— Stated problem 1 —
Do these statements agree with the article on the Fitbit downgrade? (a) The Barclays analyst lowered the stock's price target from $24 to $10. (b) Fitbit shares lost half their value after the quarterly results. (c) The Barclays offer reached more employees than the Target offer. Answer yes or no for each, and quote the words of the article that decide it.
— Stated problem 2 —
Could you carry the article on the Fitbit downgrade forward from its last sentence?

This Fitbit Downgrade Stings More Than the Others

Image source: Fitbit.

There was no shortage of naysayers last week as shares ofFitbit (NYSE: FIT)imploded. The leading maker of fitness trackers was more of a bleeding maker of wearables, shedding 35% of its value after posting disappointing quarterly results for the third quarter.

A deluge of analyst downgrades followed, but let's zero in on the move by Barclays analyst Matthew McClintock. He downgraded the shares to Equal Weight on Friday morning. He also slashed the stock's price target from $24 to $10. Soft demand as we head into the critical holiday shopping season is the concern here, something that was echoed by many Wall Street pros after Fitbit's shocking guidance for the current quarter.

However, the Barclays move stings a bit because of what was going on at Barclays PLC (NYSE: BCS) a year ago. The banking giant made waves 13 months ago when it offered subsidized Fitbit devices for as many of its 75,000 employees in the U.S. and U.K. that wanted them.

The news out of Barclays didn't generate the kind of buzz and headlines that a similar deal at cheap chic retailer Target (NYSE: TGT) did a few weeks earlier. The Target deal was larger, of course, with more than 335,000 employees potentially eligible for a free Fitbit. It's also easier to picture Target employees walking around the mammoth discount stores than it is for investment bankers or members of the Barclaycard marketing team logging fitness points at their desks. The Target deal was the one that turned heads, but by the same token the Barclays analyst downgrade probably gets that turned head shaking.

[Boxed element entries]
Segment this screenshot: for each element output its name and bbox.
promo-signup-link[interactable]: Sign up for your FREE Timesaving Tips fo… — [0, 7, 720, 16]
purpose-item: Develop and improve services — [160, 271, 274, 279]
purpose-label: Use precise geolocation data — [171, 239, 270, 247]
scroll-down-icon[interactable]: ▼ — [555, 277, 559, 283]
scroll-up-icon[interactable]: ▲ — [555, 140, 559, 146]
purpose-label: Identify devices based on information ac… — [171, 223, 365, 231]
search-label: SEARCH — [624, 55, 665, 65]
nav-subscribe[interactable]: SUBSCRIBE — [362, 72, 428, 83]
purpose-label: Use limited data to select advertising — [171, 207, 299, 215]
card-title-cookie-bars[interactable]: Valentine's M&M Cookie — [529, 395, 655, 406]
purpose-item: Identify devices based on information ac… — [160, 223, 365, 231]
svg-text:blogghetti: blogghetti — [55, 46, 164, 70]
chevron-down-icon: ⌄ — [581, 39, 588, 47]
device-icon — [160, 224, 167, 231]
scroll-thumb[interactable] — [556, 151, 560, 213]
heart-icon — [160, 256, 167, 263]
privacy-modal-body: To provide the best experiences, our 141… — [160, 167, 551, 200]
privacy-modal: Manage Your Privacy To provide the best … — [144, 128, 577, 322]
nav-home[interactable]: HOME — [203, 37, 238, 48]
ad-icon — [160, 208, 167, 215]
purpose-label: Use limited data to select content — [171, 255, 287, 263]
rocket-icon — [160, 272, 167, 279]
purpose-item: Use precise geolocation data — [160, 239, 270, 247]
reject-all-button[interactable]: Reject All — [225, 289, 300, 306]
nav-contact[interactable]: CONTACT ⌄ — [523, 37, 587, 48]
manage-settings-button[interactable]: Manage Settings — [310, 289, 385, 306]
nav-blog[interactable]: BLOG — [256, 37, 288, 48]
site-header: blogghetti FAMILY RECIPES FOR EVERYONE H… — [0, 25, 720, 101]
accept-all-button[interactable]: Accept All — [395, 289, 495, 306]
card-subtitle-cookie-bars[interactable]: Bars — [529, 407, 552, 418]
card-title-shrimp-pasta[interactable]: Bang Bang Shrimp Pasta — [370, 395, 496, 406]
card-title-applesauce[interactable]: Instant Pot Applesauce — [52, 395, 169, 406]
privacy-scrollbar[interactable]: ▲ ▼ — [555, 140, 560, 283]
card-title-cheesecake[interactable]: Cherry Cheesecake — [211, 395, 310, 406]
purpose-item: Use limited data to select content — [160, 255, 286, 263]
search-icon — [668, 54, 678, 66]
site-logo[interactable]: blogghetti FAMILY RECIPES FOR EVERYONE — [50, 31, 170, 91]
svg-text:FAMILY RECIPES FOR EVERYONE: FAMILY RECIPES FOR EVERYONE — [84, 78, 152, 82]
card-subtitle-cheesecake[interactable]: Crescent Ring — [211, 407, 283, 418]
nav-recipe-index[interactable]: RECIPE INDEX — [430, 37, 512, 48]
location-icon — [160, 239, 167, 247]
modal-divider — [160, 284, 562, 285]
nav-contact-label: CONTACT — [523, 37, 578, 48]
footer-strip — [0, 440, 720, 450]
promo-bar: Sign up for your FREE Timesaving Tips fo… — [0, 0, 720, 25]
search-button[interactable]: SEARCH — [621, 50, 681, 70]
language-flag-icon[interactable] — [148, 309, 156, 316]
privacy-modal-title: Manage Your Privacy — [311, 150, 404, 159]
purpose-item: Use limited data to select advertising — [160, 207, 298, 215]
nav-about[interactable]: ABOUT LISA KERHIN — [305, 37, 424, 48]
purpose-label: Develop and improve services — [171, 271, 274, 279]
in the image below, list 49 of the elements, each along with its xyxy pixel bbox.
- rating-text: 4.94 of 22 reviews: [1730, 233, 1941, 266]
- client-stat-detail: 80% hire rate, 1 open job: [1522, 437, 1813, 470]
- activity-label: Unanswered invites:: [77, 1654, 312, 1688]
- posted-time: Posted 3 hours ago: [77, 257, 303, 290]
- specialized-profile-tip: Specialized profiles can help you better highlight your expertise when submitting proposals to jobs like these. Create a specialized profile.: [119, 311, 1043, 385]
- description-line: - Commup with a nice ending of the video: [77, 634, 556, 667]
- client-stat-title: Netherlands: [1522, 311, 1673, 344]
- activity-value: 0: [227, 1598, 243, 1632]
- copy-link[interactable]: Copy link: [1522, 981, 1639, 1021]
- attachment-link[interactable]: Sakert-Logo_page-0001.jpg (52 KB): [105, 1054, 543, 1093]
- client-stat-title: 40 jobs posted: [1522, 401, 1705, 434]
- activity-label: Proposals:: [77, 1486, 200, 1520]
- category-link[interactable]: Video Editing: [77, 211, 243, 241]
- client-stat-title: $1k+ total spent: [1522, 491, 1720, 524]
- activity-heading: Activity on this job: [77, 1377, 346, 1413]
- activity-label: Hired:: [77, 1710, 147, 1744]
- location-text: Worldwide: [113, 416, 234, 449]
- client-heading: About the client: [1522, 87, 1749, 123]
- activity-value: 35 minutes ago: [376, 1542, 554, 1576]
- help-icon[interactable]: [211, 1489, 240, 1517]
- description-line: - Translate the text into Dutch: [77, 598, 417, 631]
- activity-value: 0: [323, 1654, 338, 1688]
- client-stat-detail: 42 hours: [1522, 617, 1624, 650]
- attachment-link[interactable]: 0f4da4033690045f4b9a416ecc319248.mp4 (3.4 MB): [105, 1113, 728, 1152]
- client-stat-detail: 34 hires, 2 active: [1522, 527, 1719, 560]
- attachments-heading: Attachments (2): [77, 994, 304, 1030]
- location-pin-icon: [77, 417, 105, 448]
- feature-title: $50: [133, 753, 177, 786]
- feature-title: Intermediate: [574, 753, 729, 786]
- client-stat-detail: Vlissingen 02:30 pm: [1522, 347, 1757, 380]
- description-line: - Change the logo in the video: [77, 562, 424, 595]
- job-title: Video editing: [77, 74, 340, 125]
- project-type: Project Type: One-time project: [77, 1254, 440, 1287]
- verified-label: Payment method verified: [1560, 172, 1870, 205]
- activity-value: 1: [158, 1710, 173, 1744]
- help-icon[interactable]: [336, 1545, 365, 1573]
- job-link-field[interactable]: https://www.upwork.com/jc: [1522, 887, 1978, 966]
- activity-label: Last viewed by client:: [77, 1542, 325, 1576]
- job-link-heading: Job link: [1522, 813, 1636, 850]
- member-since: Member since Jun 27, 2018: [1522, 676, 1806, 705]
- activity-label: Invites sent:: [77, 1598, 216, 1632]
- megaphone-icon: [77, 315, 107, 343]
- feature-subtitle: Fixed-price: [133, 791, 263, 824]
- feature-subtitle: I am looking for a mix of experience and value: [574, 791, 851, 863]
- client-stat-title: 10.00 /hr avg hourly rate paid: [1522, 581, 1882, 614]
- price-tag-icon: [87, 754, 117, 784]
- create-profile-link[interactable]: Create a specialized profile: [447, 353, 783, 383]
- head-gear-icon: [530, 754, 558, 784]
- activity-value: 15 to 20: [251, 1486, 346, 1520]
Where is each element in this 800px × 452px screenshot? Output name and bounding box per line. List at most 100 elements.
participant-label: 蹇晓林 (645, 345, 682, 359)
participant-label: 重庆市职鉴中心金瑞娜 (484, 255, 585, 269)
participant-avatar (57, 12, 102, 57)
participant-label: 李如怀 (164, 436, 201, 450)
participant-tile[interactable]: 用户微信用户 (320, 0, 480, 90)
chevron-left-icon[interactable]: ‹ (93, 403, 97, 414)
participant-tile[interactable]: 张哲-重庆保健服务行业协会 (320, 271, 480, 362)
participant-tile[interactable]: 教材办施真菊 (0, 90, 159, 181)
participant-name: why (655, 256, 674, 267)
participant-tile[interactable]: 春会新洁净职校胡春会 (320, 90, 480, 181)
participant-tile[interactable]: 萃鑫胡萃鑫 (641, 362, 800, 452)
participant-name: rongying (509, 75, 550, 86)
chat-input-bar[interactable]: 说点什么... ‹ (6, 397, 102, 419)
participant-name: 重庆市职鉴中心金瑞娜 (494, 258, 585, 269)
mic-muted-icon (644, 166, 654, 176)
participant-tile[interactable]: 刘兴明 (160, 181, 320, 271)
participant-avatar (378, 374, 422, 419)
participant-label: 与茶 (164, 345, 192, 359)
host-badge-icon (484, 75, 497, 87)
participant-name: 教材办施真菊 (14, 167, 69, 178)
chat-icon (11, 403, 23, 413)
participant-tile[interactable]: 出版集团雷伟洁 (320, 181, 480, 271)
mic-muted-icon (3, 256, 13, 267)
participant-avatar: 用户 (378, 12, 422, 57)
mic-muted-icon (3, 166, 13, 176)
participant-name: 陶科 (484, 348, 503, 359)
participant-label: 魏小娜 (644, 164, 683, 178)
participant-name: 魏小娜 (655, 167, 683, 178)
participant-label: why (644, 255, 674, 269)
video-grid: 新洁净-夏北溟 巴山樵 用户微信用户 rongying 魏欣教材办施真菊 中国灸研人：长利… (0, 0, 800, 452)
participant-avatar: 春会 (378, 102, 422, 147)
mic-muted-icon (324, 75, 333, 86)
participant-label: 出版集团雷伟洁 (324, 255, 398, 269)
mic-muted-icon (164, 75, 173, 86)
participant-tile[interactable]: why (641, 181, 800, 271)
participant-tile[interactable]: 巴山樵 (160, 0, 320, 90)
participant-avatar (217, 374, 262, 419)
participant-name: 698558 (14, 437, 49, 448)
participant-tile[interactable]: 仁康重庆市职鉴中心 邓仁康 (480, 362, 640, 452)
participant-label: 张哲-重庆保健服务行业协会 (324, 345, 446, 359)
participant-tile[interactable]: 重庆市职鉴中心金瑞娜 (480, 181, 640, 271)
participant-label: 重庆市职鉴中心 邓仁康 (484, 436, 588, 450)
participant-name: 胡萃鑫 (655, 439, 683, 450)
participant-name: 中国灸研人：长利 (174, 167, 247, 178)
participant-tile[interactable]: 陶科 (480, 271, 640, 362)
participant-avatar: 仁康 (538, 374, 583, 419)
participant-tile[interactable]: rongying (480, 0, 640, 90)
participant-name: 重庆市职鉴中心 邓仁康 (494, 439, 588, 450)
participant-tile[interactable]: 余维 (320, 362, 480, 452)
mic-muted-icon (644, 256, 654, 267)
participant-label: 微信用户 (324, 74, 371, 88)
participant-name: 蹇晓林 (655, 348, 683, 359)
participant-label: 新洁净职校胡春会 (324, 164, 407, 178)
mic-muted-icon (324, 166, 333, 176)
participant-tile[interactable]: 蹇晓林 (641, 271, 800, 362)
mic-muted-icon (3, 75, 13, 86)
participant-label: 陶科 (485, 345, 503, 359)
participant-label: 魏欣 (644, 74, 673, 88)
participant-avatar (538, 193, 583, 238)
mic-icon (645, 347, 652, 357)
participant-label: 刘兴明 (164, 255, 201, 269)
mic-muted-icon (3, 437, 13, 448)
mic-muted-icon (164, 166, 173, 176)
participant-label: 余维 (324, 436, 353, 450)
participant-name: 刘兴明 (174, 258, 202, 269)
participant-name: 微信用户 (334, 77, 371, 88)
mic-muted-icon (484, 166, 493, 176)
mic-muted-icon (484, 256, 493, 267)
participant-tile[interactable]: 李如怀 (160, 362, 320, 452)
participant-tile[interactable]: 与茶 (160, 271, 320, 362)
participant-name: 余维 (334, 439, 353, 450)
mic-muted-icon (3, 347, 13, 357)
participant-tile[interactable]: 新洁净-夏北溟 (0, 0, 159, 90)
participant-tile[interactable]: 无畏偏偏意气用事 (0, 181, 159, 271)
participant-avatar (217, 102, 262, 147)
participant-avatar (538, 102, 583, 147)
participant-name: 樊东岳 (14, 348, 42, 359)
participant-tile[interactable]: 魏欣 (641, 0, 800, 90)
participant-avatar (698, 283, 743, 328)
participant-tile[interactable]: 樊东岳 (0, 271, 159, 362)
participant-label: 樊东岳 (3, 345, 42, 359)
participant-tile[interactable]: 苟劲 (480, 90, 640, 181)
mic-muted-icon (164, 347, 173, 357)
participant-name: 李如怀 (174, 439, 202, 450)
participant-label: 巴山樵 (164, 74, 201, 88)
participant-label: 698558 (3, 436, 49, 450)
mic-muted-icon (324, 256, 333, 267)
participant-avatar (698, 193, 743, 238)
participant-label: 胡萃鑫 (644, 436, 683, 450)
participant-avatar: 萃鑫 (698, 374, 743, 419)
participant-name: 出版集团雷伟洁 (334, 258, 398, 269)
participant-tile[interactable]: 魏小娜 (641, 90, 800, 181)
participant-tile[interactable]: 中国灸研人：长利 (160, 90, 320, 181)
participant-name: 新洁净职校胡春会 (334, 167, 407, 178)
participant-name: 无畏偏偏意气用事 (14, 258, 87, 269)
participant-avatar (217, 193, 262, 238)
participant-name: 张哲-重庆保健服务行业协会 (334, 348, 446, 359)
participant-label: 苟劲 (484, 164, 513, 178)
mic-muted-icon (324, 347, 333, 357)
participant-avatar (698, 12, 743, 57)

— Response 1 —
(a) Yes: "He also slashed the stock's price target from $24 to $10."
(b) No: "shedding 35% of its value after posting disappointing quarterly results for the third quarter."
(c) No: "The Target deal was larger, of course, with more than 335,000 employees potentially eligible for a free Fitbit."

— Response 2 —
Beyond the downgrade

Barclays' McClintock obviously didn't have to consider his parent company's decision a year earlier to subsidize activity monitors. You want analysts to be disconnected from any potential bias. However, it should remind investors of a logical follow-up question: whatever happened to corporate sales?

As Target, Barclays, and other corporations began bankrolling the outfitting of Fitness bracelets for their employees it should've opened up the floodgates. This wouldn't be a company that needs Flex 2 and Charge 2 -- the two new products it rolled out two months ago -- to carry the holiday quarter.

Fitbit did talk up its role in corporate wellness programs during last week's call. It brought up recent wins including Pitney Bowes and Dr. Pepper/Snapple Group. It was loaded with nuggets from research studies showing how companies are saving money on health insurance and how employee participation rates move higher when Fitbit's involved. It makes perfect sense, but then we get to Fitbit's guidance for the holiday quarter. It's eyeing just 2% to 5% in year-over-year revenue growth for the current quarter so either the wheels have fallen off retail demand or corporate interest.

Investors have clearly cooled on the stock -- for now -- but it will have some bigger questions to answer in the future if growth doesn't get back on track come early next year.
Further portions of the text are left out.